— start INFORMATION SHOWN —
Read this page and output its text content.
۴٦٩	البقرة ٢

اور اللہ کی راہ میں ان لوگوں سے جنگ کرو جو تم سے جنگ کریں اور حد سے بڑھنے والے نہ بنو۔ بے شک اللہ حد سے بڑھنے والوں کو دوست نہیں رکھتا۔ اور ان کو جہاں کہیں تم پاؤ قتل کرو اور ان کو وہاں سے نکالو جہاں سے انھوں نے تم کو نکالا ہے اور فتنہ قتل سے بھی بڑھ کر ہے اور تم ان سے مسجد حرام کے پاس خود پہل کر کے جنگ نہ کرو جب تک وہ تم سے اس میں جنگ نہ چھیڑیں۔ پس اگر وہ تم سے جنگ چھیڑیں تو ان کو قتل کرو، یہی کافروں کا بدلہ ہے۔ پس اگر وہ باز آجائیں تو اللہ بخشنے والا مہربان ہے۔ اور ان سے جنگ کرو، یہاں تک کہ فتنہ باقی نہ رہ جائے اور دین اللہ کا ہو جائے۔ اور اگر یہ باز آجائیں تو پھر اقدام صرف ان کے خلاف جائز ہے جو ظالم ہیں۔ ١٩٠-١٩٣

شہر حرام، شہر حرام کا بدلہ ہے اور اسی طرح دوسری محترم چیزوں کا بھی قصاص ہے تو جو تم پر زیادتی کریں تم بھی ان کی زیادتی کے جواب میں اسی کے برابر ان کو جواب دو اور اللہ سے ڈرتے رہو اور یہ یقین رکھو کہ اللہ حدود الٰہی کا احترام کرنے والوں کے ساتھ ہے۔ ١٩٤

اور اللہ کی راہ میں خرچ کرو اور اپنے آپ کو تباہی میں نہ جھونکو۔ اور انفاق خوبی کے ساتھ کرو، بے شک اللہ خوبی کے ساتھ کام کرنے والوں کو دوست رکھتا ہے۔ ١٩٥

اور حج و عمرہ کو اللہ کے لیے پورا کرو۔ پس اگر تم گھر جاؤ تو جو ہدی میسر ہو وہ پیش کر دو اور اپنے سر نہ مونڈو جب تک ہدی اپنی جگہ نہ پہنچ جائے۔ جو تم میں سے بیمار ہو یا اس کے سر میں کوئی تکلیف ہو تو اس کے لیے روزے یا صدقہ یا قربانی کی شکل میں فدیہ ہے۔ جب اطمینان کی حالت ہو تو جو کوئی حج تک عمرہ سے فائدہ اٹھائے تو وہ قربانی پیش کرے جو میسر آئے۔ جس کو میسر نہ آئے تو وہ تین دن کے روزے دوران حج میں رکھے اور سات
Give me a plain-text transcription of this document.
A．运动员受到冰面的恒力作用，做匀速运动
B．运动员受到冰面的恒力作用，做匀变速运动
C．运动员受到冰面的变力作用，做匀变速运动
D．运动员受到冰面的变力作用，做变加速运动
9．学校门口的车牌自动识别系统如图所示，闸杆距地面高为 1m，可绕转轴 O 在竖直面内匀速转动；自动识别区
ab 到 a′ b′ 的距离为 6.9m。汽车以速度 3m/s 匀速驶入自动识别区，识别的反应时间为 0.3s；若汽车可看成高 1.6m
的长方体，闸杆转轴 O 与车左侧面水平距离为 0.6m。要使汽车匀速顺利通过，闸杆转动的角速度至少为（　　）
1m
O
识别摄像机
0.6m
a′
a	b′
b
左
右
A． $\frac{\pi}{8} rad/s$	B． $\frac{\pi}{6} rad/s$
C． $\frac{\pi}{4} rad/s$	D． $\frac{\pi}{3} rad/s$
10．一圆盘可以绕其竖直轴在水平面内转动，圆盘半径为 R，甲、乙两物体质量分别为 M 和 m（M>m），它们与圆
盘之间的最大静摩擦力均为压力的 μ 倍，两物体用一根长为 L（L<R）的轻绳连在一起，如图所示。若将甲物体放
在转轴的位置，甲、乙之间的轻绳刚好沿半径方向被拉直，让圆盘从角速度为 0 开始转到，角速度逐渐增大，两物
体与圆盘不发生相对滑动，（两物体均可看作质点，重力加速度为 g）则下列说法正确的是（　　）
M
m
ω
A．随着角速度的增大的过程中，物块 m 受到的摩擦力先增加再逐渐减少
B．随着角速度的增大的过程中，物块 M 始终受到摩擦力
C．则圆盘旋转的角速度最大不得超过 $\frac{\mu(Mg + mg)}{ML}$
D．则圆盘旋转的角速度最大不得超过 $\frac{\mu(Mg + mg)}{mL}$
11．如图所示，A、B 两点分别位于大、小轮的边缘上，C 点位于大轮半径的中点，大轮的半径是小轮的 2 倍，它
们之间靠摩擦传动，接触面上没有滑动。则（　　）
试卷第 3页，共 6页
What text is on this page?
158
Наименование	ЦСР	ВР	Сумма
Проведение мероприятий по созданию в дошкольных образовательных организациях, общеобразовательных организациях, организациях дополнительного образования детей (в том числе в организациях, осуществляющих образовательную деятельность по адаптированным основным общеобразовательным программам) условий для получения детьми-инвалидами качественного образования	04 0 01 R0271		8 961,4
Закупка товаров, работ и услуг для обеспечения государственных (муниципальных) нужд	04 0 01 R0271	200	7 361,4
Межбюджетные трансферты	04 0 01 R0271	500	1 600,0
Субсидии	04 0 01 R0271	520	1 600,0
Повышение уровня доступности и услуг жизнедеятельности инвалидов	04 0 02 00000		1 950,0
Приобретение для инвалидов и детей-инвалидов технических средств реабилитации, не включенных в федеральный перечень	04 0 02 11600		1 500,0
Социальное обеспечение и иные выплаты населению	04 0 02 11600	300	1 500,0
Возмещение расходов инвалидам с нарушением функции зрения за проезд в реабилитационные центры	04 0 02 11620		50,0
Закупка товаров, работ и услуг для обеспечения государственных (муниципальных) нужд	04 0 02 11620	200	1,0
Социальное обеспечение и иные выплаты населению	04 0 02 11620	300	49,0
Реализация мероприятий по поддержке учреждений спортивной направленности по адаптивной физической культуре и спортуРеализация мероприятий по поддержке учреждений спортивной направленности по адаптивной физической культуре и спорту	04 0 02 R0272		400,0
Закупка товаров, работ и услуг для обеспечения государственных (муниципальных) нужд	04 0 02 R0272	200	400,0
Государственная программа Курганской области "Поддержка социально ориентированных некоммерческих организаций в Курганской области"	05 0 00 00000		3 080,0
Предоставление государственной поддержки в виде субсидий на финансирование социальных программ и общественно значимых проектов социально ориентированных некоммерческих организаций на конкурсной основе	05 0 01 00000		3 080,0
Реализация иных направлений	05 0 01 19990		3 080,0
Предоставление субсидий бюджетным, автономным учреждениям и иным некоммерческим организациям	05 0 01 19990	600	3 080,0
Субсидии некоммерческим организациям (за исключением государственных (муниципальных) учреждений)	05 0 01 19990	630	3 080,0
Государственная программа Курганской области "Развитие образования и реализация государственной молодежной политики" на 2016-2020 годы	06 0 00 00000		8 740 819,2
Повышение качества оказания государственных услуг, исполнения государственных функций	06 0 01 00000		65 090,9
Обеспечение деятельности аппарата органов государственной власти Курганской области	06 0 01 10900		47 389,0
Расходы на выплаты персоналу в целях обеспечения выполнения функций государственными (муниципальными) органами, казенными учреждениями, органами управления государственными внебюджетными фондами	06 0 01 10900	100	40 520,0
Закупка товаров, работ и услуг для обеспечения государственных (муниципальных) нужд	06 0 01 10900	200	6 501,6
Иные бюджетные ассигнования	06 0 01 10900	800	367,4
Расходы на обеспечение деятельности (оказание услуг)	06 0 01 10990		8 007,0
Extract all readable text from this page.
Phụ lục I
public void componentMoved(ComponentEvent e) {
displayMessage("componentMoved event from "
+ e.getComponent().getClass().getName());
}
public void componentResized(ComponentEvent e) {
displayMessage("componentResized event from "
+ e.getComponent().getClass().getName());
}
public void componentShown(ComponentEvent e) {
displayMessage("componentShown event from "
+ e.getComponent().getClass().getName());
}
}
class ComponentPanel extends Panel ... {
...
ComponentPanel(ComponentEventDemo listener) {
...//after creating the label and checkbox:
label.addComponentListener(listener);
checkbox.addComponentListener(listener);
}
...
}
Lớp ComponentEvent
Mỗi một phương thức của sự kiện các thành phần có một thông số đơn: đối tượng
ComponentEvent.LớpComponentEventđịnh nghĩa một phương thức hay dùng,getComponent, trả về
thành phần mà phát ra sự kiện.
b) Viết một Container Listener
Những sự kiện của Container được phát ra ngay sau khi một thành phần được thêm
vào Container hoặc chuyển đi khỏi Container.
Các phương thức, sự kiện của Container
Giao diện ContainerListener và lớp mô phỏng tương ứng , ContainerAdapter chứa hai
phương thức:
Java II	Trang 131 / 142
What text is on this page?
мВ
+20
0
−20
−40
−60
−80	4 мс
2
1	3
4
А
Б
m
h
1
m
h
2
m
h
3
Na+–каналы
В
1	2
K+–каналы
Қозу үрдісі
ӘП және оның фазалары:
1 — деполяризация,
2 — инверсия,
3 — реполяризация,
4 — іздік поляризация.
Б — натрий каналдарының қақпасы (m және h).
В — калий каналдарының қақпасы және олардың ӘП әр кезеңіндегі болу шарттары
— end INFORMATION SHOWN —
__EXERCISE__
From the entries above, extract each line containing "componentShown".

__SOLUTION BELOW__
public void componentShown(ComponentEvent e) {
displayMessage("componentShown event from "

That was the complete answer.